What is expected:
Extract every record, exactly as written, and ignore the pictures.

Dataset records

——

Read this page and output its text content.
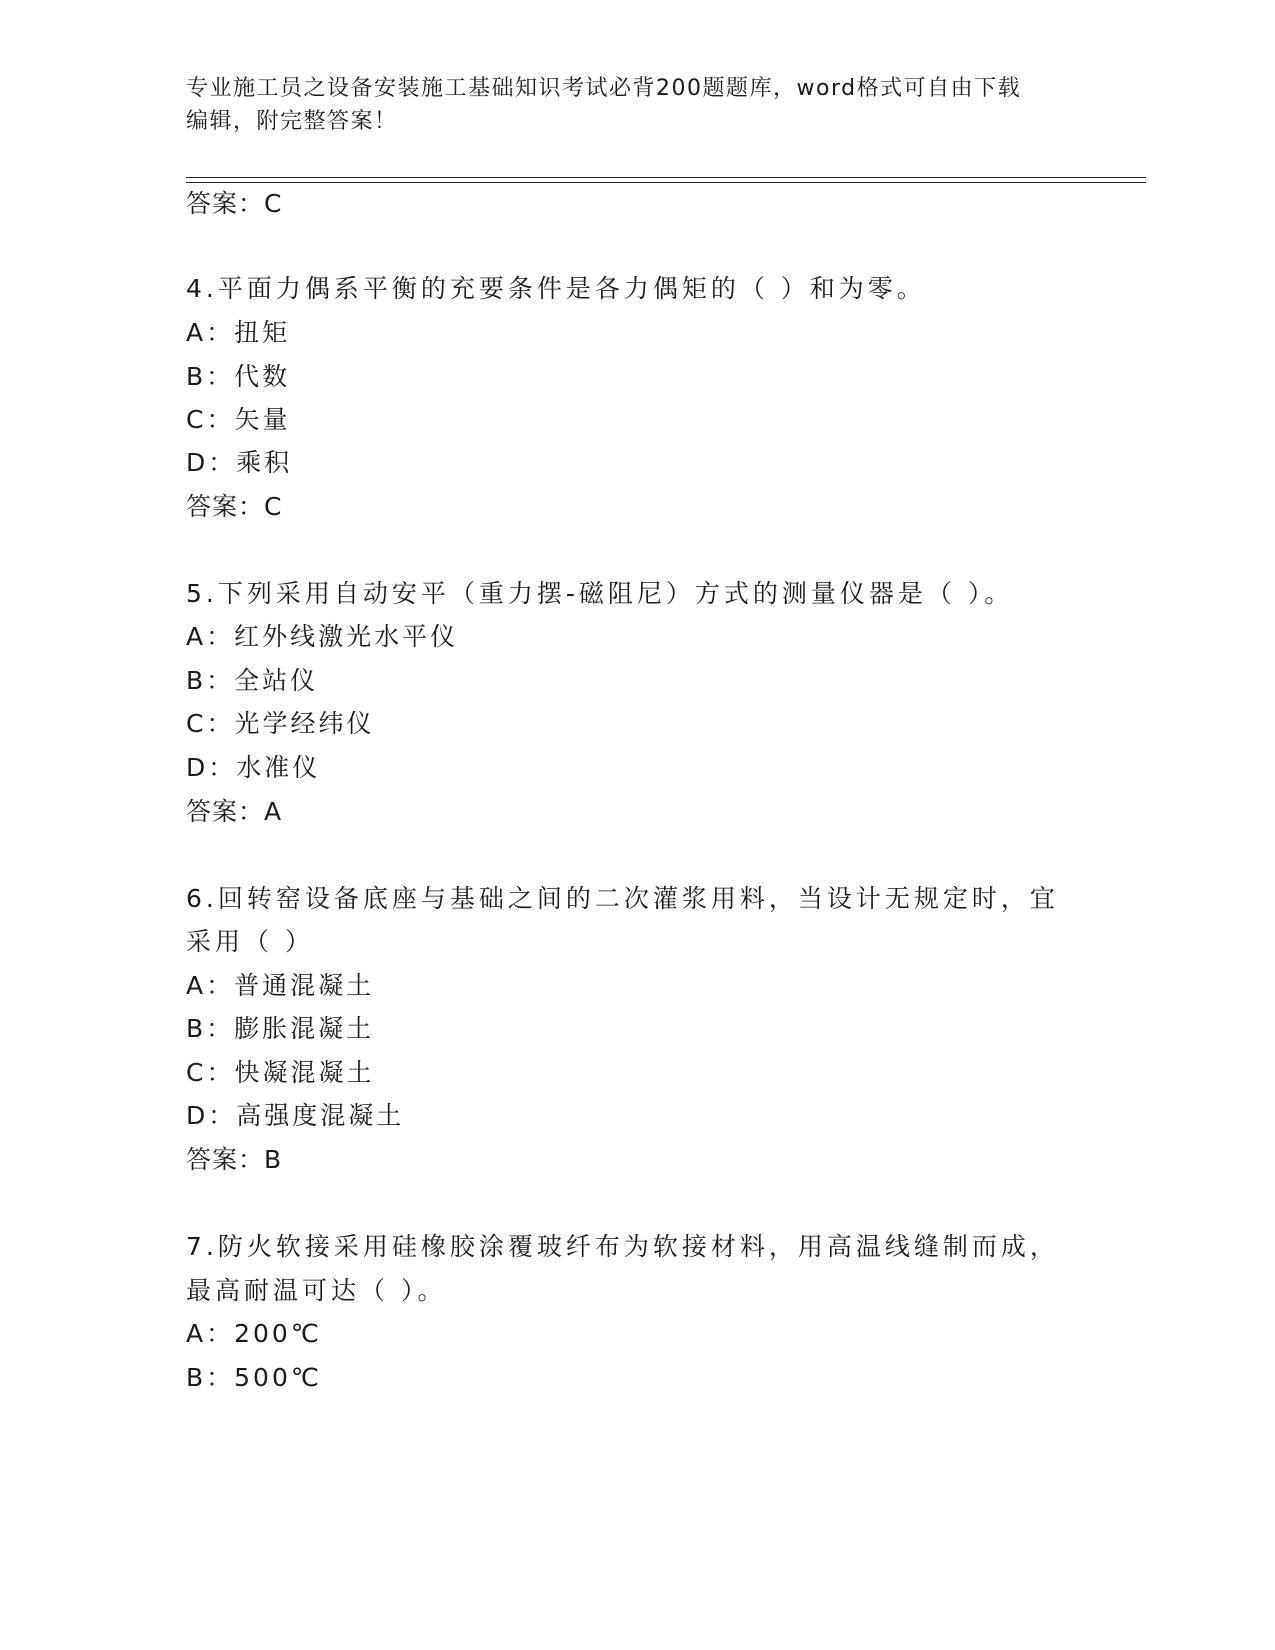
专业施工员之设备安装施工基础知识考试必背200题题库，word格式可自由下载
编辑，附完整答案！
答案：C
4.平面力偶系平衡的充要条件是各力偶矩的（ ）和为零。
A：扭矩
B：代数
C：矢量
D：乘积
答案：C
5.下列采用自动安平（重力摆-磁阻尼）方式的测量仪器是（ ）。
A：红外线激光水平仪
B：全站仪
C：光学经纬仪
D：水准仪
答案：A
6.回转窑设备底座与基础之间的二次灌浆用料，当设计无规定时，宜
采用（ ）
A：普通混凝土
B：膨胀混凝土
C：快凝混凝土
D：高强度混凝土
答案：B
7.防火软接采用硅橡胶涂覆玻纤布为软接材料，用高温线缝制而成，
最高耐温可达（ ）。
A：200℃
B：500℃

——

Solution to this exercise:
Read this page and output its text content.
专业施工员之设备安装施工基础知识考试必背200题题库，word格式可自由下载
编辑，附完整答案！
答案：C
4.平面力偶系平衡的充要条件是各力偶矩的（ ）和为零。
A：扭矩
B：代数
C：矢量
D：乘积
答案：C
5.下列采用自动安平（重力摆-磁阻尼）方式的测量仪器是（ ）。
A：红外线激光水平仪
B：全站仪
C：光学经纬仪
D：水准仪
答案：A
6.回转窑设备底座与基础之间的二次灌浆用料，当设计无规定时，宜
采用（ ）
A：普通混凝土
B：膨胀混凝土
C：快凝混凝土
D：高强度混凝土
答案：B
7.防火软接采用硅橡胶涂覆玻纤布为软接材料，用高温线缝制而成，
最高耐温可达（ ）。
A：200℃
B：500℃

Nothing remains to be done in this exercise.